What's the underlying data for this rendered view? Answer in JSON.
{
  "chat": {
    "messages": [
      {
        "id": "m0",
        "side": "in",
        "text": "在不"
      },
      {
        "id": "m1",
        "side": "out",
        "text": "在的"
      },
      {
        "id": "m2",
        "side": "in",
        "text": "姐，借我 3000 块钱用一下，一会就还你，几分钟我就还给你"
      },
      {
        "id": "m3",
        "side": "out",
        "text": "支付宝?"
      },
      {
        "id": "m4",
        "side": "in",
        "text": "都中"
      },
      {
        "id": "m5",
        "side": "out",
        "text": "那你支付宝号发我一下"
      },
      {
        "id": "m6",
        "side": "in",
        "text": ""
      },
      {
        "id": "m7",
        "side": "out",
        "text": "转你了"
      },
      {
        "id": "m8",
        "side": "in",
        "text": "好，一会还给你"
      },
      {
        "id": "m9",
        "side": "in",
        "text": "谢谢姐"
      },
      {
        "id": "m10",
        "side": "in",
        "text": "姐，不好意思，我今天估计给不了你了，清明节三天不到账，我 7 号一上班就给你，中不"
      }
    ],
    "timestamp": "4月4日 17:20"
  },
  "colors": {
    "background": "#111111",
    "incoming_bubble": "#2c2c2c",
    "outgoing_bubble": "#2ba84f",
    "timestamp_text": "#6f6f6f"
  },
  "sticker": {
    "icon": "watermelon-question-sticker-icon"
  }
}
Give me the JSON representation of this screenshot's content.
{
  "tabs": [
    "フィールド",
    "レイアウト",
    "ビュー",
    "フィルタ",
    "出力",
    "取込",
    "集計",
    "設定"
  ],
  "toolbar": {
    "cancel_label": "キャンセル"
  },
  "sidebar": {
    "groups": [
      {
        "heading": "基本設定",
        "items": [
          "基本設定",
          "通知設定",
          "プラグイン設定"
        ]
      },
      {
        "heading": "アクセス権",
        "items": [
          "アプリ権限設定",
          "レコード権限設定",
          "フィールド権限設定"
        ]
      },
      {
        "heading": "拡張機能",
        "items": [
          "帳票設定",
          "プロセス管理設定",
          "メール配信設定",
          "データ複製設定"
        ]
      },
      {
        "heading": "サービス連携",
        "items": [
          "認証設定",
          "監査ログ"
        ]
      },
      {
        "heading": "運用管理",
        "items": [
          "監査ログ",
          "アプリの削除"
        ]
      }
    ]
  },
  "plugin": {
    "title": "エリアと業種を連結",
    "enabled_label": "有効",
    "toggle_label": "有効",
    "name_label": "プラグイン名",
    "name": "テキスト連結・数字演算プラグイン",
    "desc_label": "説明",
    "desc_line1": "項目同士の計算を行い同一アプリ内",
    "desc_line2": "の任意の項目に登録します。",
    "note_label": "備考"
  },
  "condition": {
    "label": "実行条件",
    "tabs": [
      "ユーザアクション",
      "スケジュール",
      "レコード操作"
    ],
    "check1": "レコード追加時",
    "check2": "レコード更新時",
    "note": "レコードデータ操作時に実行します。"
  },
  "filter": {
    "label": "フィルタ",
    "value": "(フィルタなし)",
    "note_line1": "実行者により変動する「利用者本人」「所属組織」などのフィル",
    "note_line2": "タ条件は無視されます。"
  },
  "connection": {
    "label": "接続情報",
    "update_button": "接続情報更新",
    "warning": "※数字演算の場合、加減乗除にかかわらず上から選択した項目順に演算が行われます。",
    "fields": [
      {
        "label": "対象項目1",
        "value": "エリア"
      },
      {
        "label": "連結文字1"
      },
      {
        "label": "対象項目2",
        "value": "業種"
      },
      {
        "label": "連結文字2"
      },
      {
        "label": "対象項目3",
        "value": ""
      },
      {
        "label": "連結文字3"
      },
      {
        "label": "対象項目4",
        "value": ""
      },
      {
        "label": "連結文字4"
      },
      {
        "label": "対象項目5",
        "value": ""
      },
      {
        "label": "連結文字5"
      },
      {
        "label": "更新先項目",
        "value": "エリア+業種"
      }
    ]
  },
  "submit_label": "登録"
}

--------------------------------------------------

WORK INSTRUCTIONS — Which lines hold the word "value"? Copy every one of them.

COMPLETE ANSWER —
    "value": "(フィルタなし)",
        "value": "エリア"
        "value": "業種"
        "value": ""
        "value": ""
        "value": ""
        "value": "エリア+業種"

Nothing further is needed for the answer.